### [Data entries for graphics]
»»

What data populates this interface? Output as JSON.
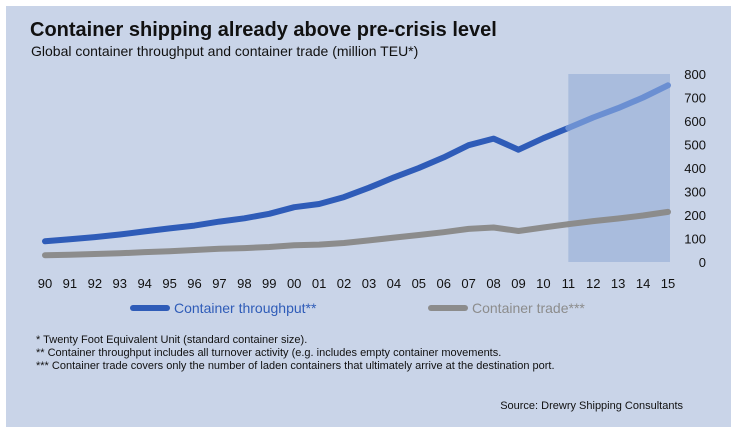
{
  "header": {
    "title": "Container shipping already above pre-crisis level",
    "subtitle": "Global container throughput and container trade (million TEU*)"
  },
  "footnotes": [
    "* Twenty Foot Equivalent Unit (standard container size).",
    "** Container throughput includes all turnover activity (e.g. includes empty container movements.",
    "*** Container trade covers only the number of laden containers that ultimately arrive at the destination port."
  ],
  "source": "Source: Drewry Shipping Consultants",
  "colors": {
    "background": "#c9d4e8",
    "forecast_band": "#a9bcdd",
    "throughput": "#2f5cb8",
    "throughput_forecast": "#6b8fd2",
    "trade": "#8c8c8c",
    "legend_throughput_text": "#2f5cb8",
    "legend_trade_text": "#8c8c8c"
  },
  "chart_data": {
    "type": "line",
    "title": "Container shipping already above pre-crisis level",
    "subtitle": "Global container throughput and container trade (million TEU*)",
    "categories": [
      "90",
      "91",
      "92",
      "93",
      "94",
      "95",
      "96",
      "97",
      "98",
      "99",
      "00",
      "01",
      "02",
      "03",
      "04",
      "05",
      "06",
      "07",
      "08",
      "09",
      "10",
      "11",
      "12",
      "13",
      "14",
      "15"
    ],
    "series": [
      {
        "name": "Container throughput**",
        "values": [
          88,
          97,
          106,
          117,
          130,
          143,
          155,
          172,
          186,
          205,
          233,
          247,
          276,
          316,
          360,
          400,
          445,
          497,
          525,
          478,
          527,
          570,
          615,
          655,
          700,
          752
        ]
      },
      {
        "name": "Container trade***",
        "values": [
          29,
          31,
          34,
          37,
          42,
          46,
          51,
          56,
          59,
          64,
          71,
          74,
          81,
          92,
          104,
          115,
          127,
          141,
          147,
          132,
          147,
          161,
          174,
          185,
          198,
          213
        ]
      }
    ],
    "ylim": [
      0,
      800
    ],
    "yticks": [
      0,
      100,
      200,
      300,
      400,
      500,
      600,
      700,
      800
    ],
    "y_axis_position": "right",
    "forecast_shading_from": "11",
    "grid": false,
    "legend_position": "bottom"
  }
}
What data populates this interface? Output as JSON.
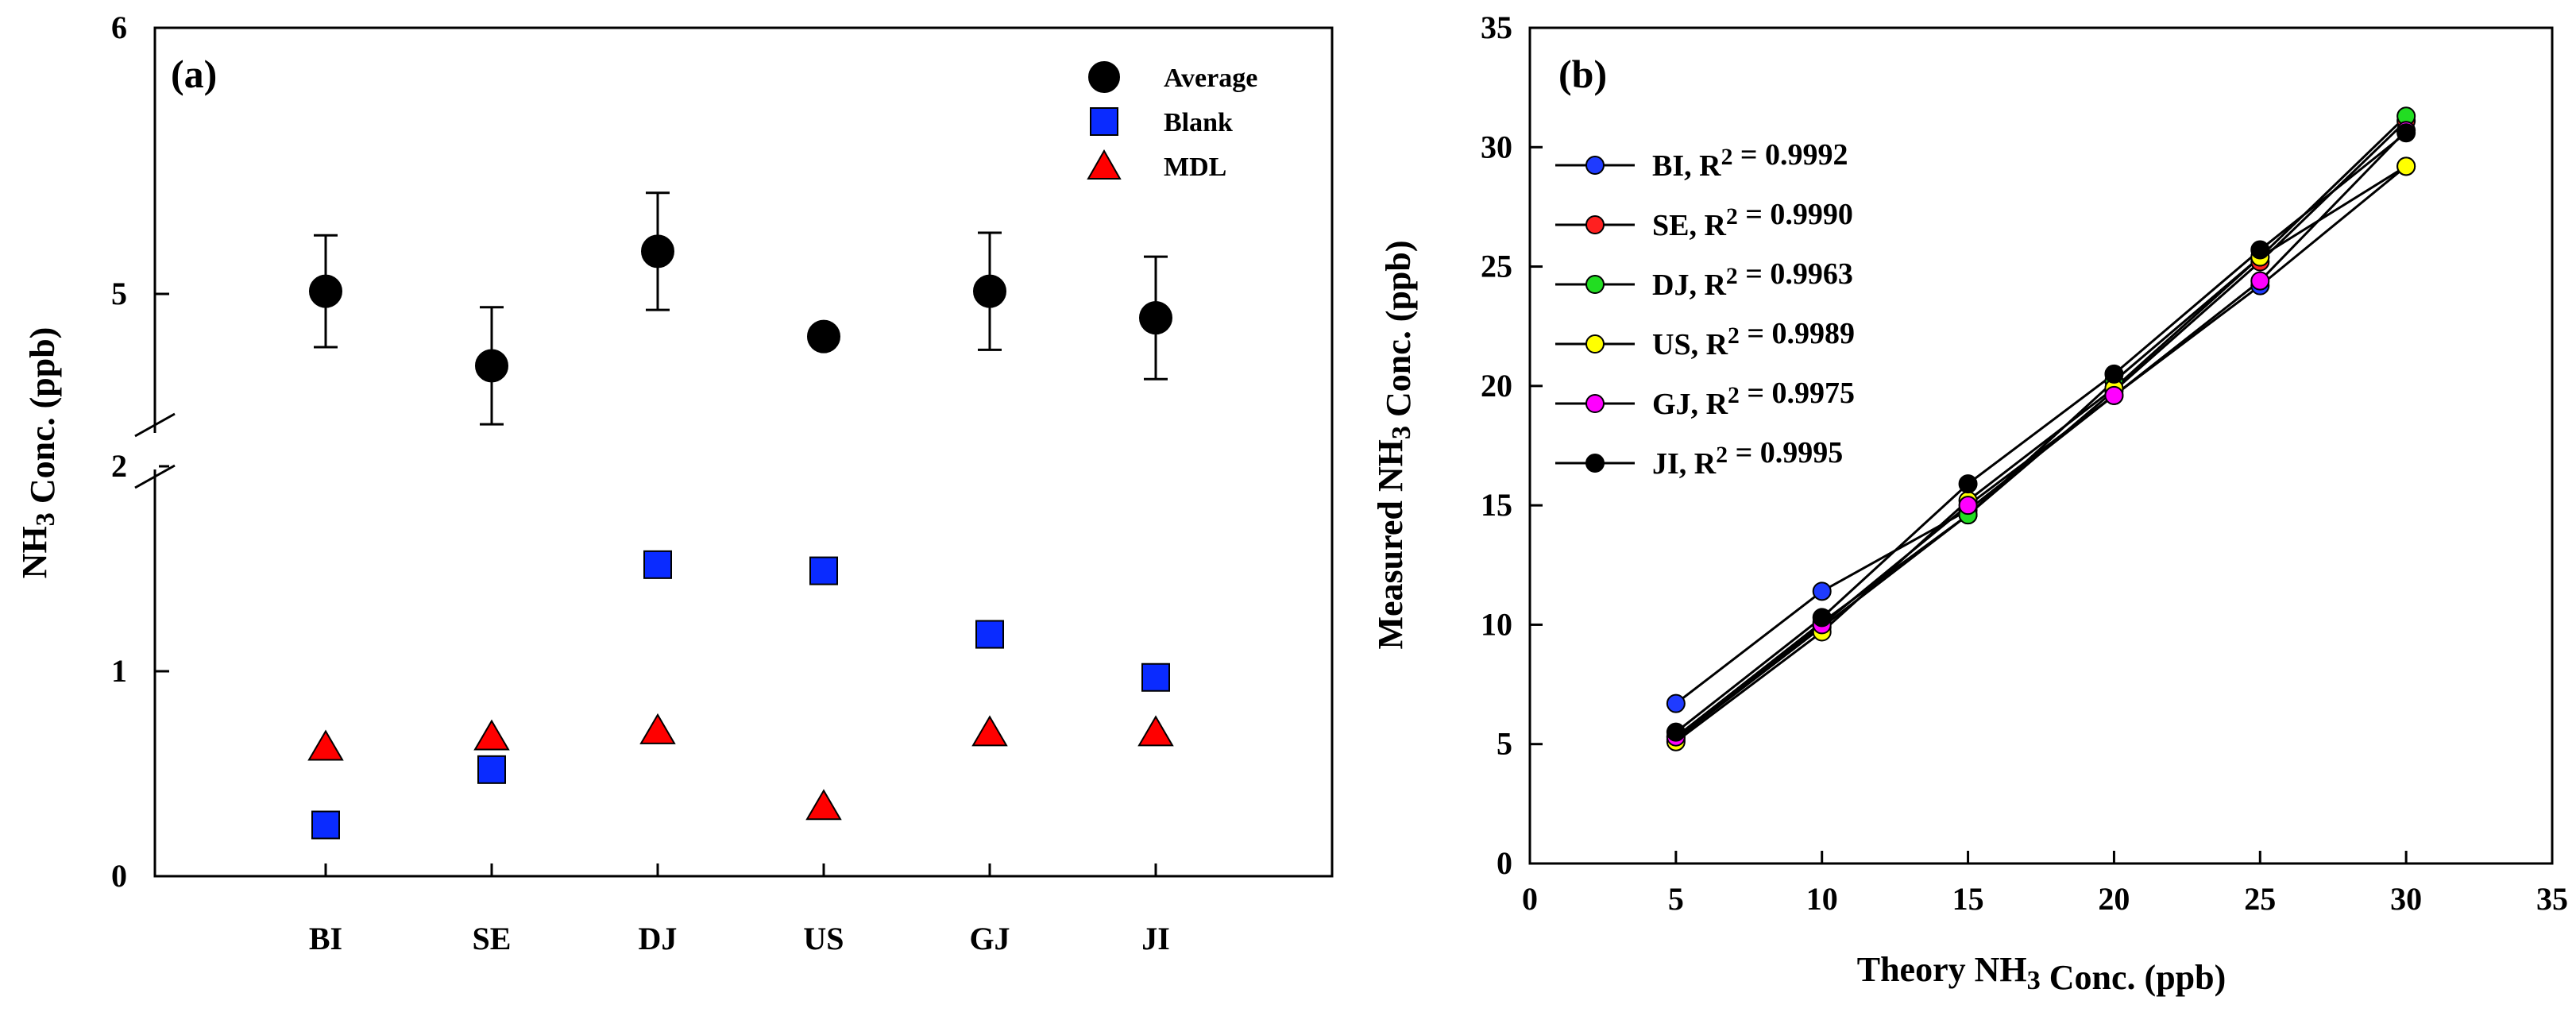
{
  "chart_data": [
    {
      "type": "scatter",
      "panel_label": "(a)",
      "ylabel": "NH3 Conc. (ppb)",
      "categories": [
        "BI",
        "SE",
        "DJ",
        "US",
        "GJ",
        "JI"
      ],
      "y_axis": {
        "broken": true,
        "lower_range": [
          0,
          2
        ],
        "upper_range": [
          4.2,
          6
        ],
        "ticks": [
          "0",
          "1",
          "2",
          "5",
          "6"
        ]
      },
      "series": [
        {
          "name": "Average",
          "marker": "circle",
          "color": "#000000",
          "values": [
            5.01,
            4.73,
            5.16,
            4.84,
            5.01,
            4.91
          ],
          "error": [
            0.21,
            0.22,
            0.22,
            0.0,
            0.22,
            0.23
          ]
        },
        {
          "name": "Blank",
          "marker": "square",
          "color": "#0a2bff",
          "values": [
            0.25,
            0.52,
            1.52,
            1.49,
            1.18,
            0.97
          ]
        },
        {
          "name": "MDL",
          "marker": "triangle",
          "color": "#ff0000",
          "values": [
            0.63,
            0.68,
            0.71,
            0.34,
            0.7,
            0.7
          ]
        }
      ]
    },
    {
      "type": "line",
      "panel_label": "(b)",
      "xlabel": "Theory NH3 Conc. (ppb)",
      "ylabel": "Measured NH3 Conc. (ppb)",
      "xlim": [
        0,
        35
      ],
      "ylim": [
        0,
        35
      ],
      "xticks": [
        0,
        5,
        10,
        15,
        20,
        25,
        30,
        35
      ],
      "yticks": [
        0,
        5,
        10,
        15,
        20,
        25,
        30,
        35
      ],
      "x": [
        5,
        10,
        15,
        20,
        25,
        30
      ],
      "series": [
        {
          "name": "BI",
          "r2": "R2 = 0.9992",
          "color": "#1f3bff",
          "values": [
            6.7,
            11.4,
            14.8,
            19.6,
            24.2,
            29.2
          ]
        },
        {
          "name": "SE",
          "r2": "R2 = 0.9990",
          "color": "#ff2020",
          "values": [
            5.2,
            9.9,
            14.6,
            19.8,
            25.2,
            31.1
          ]
        },
        {
          "name": "DJ",
          "r2": "R2 = 0.9963",
          "color": "#22dd22",
          "values": [
            5.3,
            10.1,
            14.6,
            20.2,
            25.4,
            31.3
          ]
        },
        {
          "name": "US",
          "r2": "R2 = 0.9989",
          "color": "#ffff00",
          "values": [
            5.1,
            9.7,
            15.2,
            19.9,
            25.4,
            29.2
          ]
        },
        {
          "name": "GJ",
          "r2": "R2 = 0.9975",
          "color": "#ff00ff",
          "values": [
            5.3,
            10.0,
            15.0,
            19.6,
            24.4,
            30.7
          ]
        },
        {
          "name": "JI",
          "r2": "R2 = 0.9995",
          "color": "#000000",
          "values": [
            5.5,
            10.3,
            15.9,
            20.5,
            25.7,
            30.6
          ]
        }
      ]
    }
  ]
}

««

### [PROBLEM TO WORK ON]
Reproduce the material in full, word for word, and omit the pictures.

### [WRITTEN SOLUTION]
What data populates this interface? Output as JSON.
{
  "header": {
    "title": "Container shipping already above pre-crisis level",
    "subtitle": "Global container throughput and container trade (million TEU*)"
  },
  "footnotes": [
    "* Twenty Foot Equivalent Unit (standard container size).",
    "** Container throughput includes all turnover activity (e.g. includes empty container movements.",
    "*** Container trade covers only the number of laden containers that ultimately arrive at the destination port."
  ],
  "source": "Source: Drewry Shipping Consultants",
  "colors": {
    "background": "#c9d4e8",
    "forecast_band": "#a9bcdd",
    "throughput": "#2f5cb8",
    "throughput_forecast": "#6b8fd2",
    "trade": "#8c8c8c",
    "legend_throughput_text": "#2f5cb8",
    "legend_trade_text": "#8c8c8c"
  },
  "chart_data": {
    "type": "line",
    "title": "Container shipping already above pre-crisis level",
    "subtitle": "Global container throughput and container trade (million TEU*)",
    "categories": [
      "90",
      "91",
      "92",
      "93",
      "94",
      "95",
      "96",
      "97",
      "98",
      "99",
      "00",
      "01",
      "02",
      "03",
      "04",
      "05",
      "06",
      "07",
      "08",
      "09",
      "10",
      "11",
      "12",
      "13",
      "14",
      "15"
    ],
    "series": [
      {
        "name": "Container throughput**",
        "values": [
          88,
          97,
          106,
          117,
          130,
          143,
          155,
          172,
          186,
          205,
          233,
          247,
          276,
          316,
          360,
          400,
          445,
          497,
          525,
          478,
          527,
          570,
          615,
          655,
          700,
          752
        ]
      },
      {
        "name": "Container trade***",
        "values": [
          29,
          31,
          34,
          37,
          42,
          46,
          51,
          56,
          59,
          64,
          71,
          74,
          81,
          92,
          104,
          115,
          127,
          141,
          147,
          132,
          147,
          161,
          174,
          185,
          198,
          213
        ]
      }
    ],
    "ylim": [
      0,
      800
    ],
    "yticks": [
      0,
      100,
      200,
      300,
      400,
      500,
      600,
      700,
      800
    ],
    "y_axis_position": "right",
    "forecast_shading_from": "11",
    "grid": false,
    "legend_position": "bottom"
  }
}
What data populates this interface? Output as JSON.
{
  "chart_data": [
    {
      "type": "scatter",
      "panel_label": "(a)",
      "ylabel": "NH3 Conc. (ppb)",
      "categories": [
        "BI",
        "SE",
        "DJ",
        "US",
        "GJ",
        "JI"
      ],
      "y_axis": {
        "broken": true,
        "lower_range": [
          0,
          2
        ],
        "upper_range": [
          4.2,
          6
        ],
        "ticks": [
          "0",
          "1",
          "2",
          "5",
          "6"
        ]
      },
      "series": [
        {
          "name": "Average",
          "marker": "circle",
          "color": "#000000",
          "values": [
            5.01,
            4.73,
            5.16,
            4.84,
            5.01,
            4.91
          ],
          "error": [
            0.21,
            0.22,
            0.22,
            0.0,
            0.22,
            0.23
          ]
        },
        {
          "name": "Blank",
          "marker": "square",
          "color": "#0a2bff",
          "values": [
            0.25,
            0.52,
            1.52,
            1.49,
            1.18,
            0.97
          ]
        },
        {
          "name": "MDL",
          "marker": "triangle",
          "color": "#ff0000",
          "values": [
            0.63,
            0.68,
            0.71,
            0.34,
            0.7,
            0.7
          ]
        }
      ]
    },
    {
      "type": "line",
      "panel_label": "(b)",
      "xlabel": "Theory NH3 Conc. (ppb)",
      "ylabel": "Measured NH3 Conc. (ppb)",
      "xlim": [
        0,
        35
      ],
      "ylim": [
        0,
        35
      ],
      "xticks": [
        0,
        5,
        10,
        15,
        20,
        25,
        30,
        35
      ],
      "yticks": [
        0,
        5,
        10,
        15,
        20,
        25,
        30,
        35
      ],
      "x": [
        5,
        10,
        15,
        20,
        25,
        30
      ],
      "series": [
        {
          "name": "BI",
          "r2": "R2 = 0.9992",
          "color": "#1f3bff",
          "values": [
            6.7,
            11.4,
            14.8,
            19.6,
            24.2,
            29.2
          ]
        },
        {
          "name": "SE",
          "r2": "R2 = 0.9990",
          "color": "#ff2020",
          "values": [
            5.2,
            9.9,
            14.6,
            19.8,
            25.2,
            31.1
          ]
        },
        {
          "name": "DJ",
          "r2": "R2 = 0.9963",
          "color": "#22dd22",
          "values": [
            5.3,
            10.1,
            14.6,
            20.2,
            25.4,
            31.3
          ]
        },
        {
          "name": "US",
          "r2": "R2 = 0.9989",
          "color": "#ffff00",
          "values": [
            5.1,
            9.7,
            15.2,
            19.9,
            25.4,
            29.2
          ]
        },
        {
          "name": "GJ",
          "r2": "R2 = 0.9975",
          "color": "#ff00ff",
          "values": [
            5.3,
            10.0,
            15.0,
            19.6,
            24.4,
            30.7
          ]
        },
        {
          "name": "JI",
          "r2": "R2 = 0.9995",
          "color": "#000000",
          "values": [
            5.5,
            10.3,
            15.9,
            20.5,
            25.7,
            30.6
          ]
        }
      ]
    }
  ]
}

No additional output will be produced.